*Data for this task*
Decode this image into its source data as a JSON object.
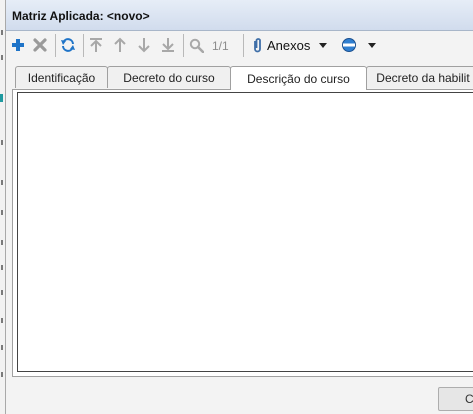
{
  "window": {
    "title": "Matriz Aplicada: <novo>"
  },
  "toolbar": {
    "counter": "1/1",
    "anexos_label": "Anexos",
    "icons": [
      "plus-icon",
      "close-icon",
      "refresh-icon",
      "first-icon",
      "up-icon",
      "down-icon",
      "last-icon",
      "search-icon",
      "paperclip-icon",
      "chevron-down-icon",
      "globe-icon",
      "chevron-down-icon"
    ]
  },
  "tabs": [
    {
      "label": "Identificação",
      "active": false
    },
    {
      "label": "Decreto do curso",
      "active": false
    },
    {
      "label": "Descrição do curso",
      "active": true
    },
    {
      "label": "Decreto da habilit",
      "active": false
    }
  ],
  "footer": {
    "button_label": "C"
  },
  "colors": {
    "accent_blue": "#1f74c8",
    "add_green": "#1f9aa0",
    "title_bg": "#dbe4f1"
  }
}
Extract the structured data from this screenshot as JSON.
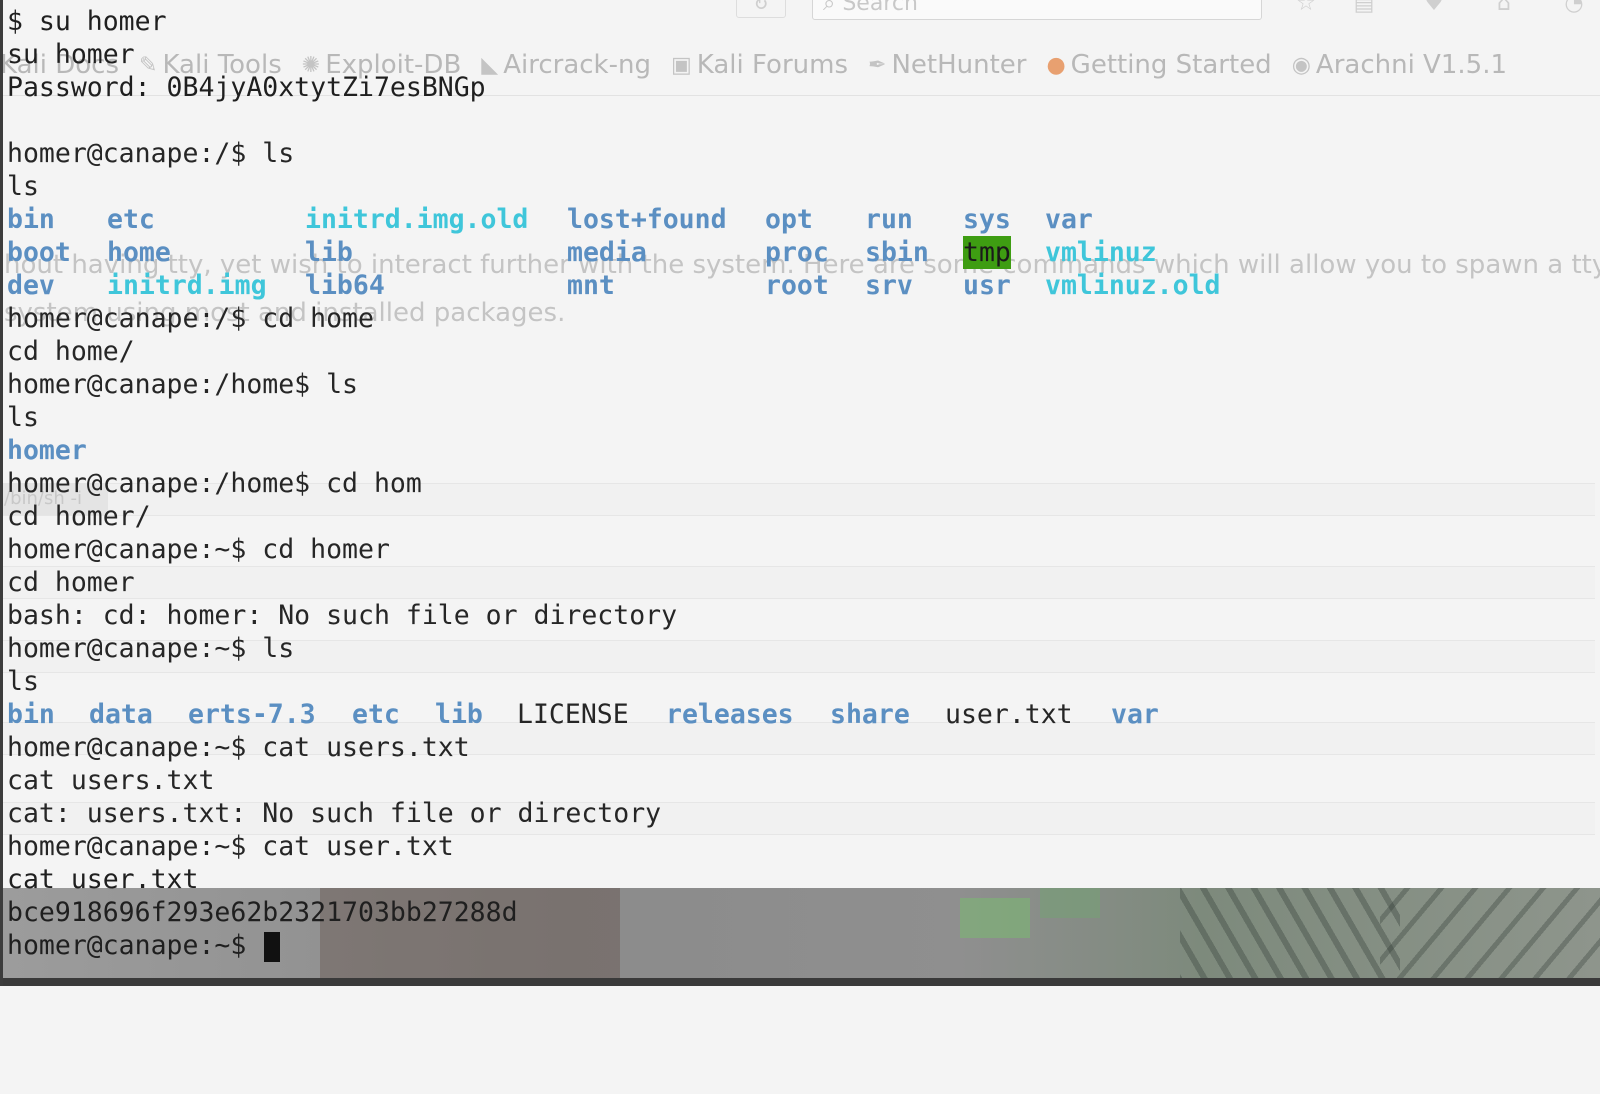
{
  "browser": {
    "search_placeholder": "Search",
    "reload_glyph": "↻",
    "toolbar_icons": [
      "star-icon",
      "reading-list-icon",
      "pocket-icon",
      "home-icon",
      "menu-icon"
    ],
    "bookmarks": [
      {
        "label": "Kali Docs",
        "icon": "kali-docs-icon"
      },
      {
        "label": "Kali Tools",
        "icon": "kali-tools-icon"
      },
      {
        "label": "Exploit-DB",
        "icon": "exploit-db-icon"
      },
      {
        "label": "Aircrack-ng",
        "icon": "aircrack-icon"
      },
      {
        "label": "Kali Forums",
        "icon": "kali-forums-icon"
      },
      {
        "label": "NetHunter",
        "icon": "nethunter-icon"
      },
      {
        "label": "Getting Started",
        "icon": "firefox-icon"
      },
      {
        "label": "Arachni V1.5.1",
        "icon": "arachni-icon"
      }
    ],
    "page_text_1": "hout having tty, yet wish to interact further with the system. Here are some commands which will allow you to spawn a tty",
    "page_text_2": "system using most and installed packages.",
    "chip_text": "/bin/sh -i"
  },
  "terminal": {
    "colors": {
      "directory": "#5b8fc2",
      "executable": "#3fc6da",
      "highlight": "#3e9d12",
      "text": "#262626"
    },
    "lines": {
      "l0": "$ su homer",
      "l1": "su homer",
      "l2": "Password: 0B4jyA0xtytZi7esBNGp",
      "l4": "homer@canape:/$ ls",
      "l5": "ls",
      "l9": "homer@canape:/$ cd home",
      "l10": "cd home/",
      "l11": "homer@canape:/home$ ls",
      "l12": "ls",
      "l13": "homer",
      "l14": "homer@canape:/home$ cd hom",
      "l15": "cd homer/",
      "l16": "homer@canape:~$ cd homer",
      "l17": "cd homer",
      "l18": "bash: cd: homer: No such file or directory",
      "l19": "homer@canape:~$ ls",
      "l20": "ls",
      "l22": "homer@canape:~$ cat users.txt",
      "l23": "cat users.txt",
      "l24": "cat: users.txt: No such file or directory",
      "l25": "homer@canape:~$ cat user.txt",
      "l26": "cat user.txt",
      "l27": "bce918696f293e62b2321703bb27288d",
      "l28": "homer@canape:~$ "
    },
    "root_listing": {
      "row1": [
        "bin",
        "etc",
        "initrd.img.old",
        "lost+found",
        "opt",
        "run",
        "sys",
        "var"
      ],
      "row2": [
        "boot",
        "home",
        "lib",
        "media",
        "proc",
        "sbin",
        "tmp",
        "vmlinuz"
      ],
      "row3": [
        "dev",
        "initrd.img",
        "lib64",
        "mnt",
        "root",
        "srv",
        "usr",
        "vmlinuz.old"
      ]
    },
    "home_listing": [
      "bin",
      "data",
      "erts-7.3",
      "etc",
      "lib",
      "LICENSE",
      "releases",
      "share",
      "user.txt",
      "var"
    ]
  }
}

*Directions*
Can you restate all the records above word for word while dropping the pictures?

*Written response*
Decode this image into its source data as a JSON object.
{
  "window": {
    "title": "Matriz Aplicada: <novo>"
  },
  "toolbar": {
    "counter": "1/1",
    "anexos_label": "Anexos",
    "icons": [
      "plus-icon",
      "close-icon",
      "refresh-icon",
      "first-icon",
      "up-icon",
      "down-icon",
      "last-icon",
      "search-icon",
      "paperclip-icon",
      "chevron-down-icon",
      "globe-icon",
      "chevron-down-icon"
    ]
  },
  "tabs": [
    {
      "label": "Identificação",
      "active": false
    },
    {
      "label": "Decreto do curso",
      "active": false
    },
    {
      "label": "Descrição do curso",
      "active": true
    },
    {
      "label": "Decreto da habilit",
      "active": false
    }
  ],
  "footer": {
    "button_label": "C"
  },
  "colors": {
    "accent_blue": "#1f74c8",
    "add_green": "#1f9aa0",
    "title_bg": "#dbe4f1"
  }
}
Extract the structured data from this screenshot as JSON.
{
  "browser": {
    "search_placeholder": "Search",
    "reload_glyph": "↻",
    "toolbar_icons": [
      "star-icon",
      "reading-list-icon",
      "pocket-icon",
      "home-icon",
      "menu-icon"
    ],
    "bookmarks": [
      {
        "label": "Kali Docs",
        "icon": "kali-docs-icon"
      },
      {
        "label": "Kali Tools",
        "icon": "kali-tools-icon"
      },
      {
        "label": "Exploit-DB",
        "icon": "exploit-db-icon"
      },
      {
        "label": "Aircrack-ng",
        "icon": "aircrack-icon"
      },
      {
        "label": "Kali Forums",
        "icon": "kali-forums-icon"
      },
      {
        "label": "NetHunter",
        "icon": "nethunter-icon"
      },
      {
        "label": "Getting Started",
        "icon": "firefox-icon"
      },
      {
        "label": "Arachni V1.5.1",
        "icon": "arachni-icon"
      }
    ],
    "page_text_1": "hout having tty, yet wish to interact further with the system. Here are some commands which will allow you to spawn a tty",
    "page_text_2": "system using most and installed packages.",
    "chip_text": "/bin/sh -i"
  },
  "terminal": {
    "colors": {
      "directory": "#5b8fc2",
      "executable": "#3fc6da",
      "highlight": "#3e9d12",
      "text": "#262626"
    },
    "lines": {
      "l0": "$ su homer",
      "l1": "su homer",
      "l2": "Password: 0B4jyA0xtytZi7esBNGp",
      "l4": "homer@canape:/$ ls",
      "l5": "ls",
      "l9": "homer@canape:/$ cd home",
      "l10": "cd home/",
      "l11": "homer@canape:/home$ ls",
      "l12": "ls",
      "l13": "homer",
      "l14": "homer@canape:/home$ cd hom",
      "l15": "cd homer/",
      "l16": "homer@canape:~$ cd homer",
      "l17": "cd homer",
      "l18": "bash: cd: homer: No such file or directory",
      "l19": "homer@canape:~$ ls",
      "l20": "ls",
      "l22": "homer@canape:~$ cat users.txt",
      "l23": "cat users.txt",
      "l24": "cat: users.txt: No such file or directory",
      "l25": "homer@canape:~$ cat user.txt",
      "l26": "cat user.txt",
      "l27": "bce918696f293e62b2321703bb27288d",
      "l28": "homer@canape:~$ "
    },
    "root_listing": {
      "row1": [
        "bin",
        "etc",
        "initrd.img.old",
        "lost+found",
        "opt",
        "run",
        "sys",
        "var"
      ],
      "row2": [
        "boot",
        "home",
        "lib",
        "media",
        "proc",
        "sbin",
        "tmp",
        "vmlinuz"
      ],
      "row3": [
        "dev",
        "initrd.img",
        "lib64",
        "mnt",
        "root",
        "srv",
        "usr",
        "vmlinuz.old"
      ]
    },
    "home_listing": [
      "bin",
      "data",
      "erts-7.3",
      "etc",
      "lib",
      "LICENSE",
      "releases",
      "share",
      "user.txt",
      "var"
    ]
  }
}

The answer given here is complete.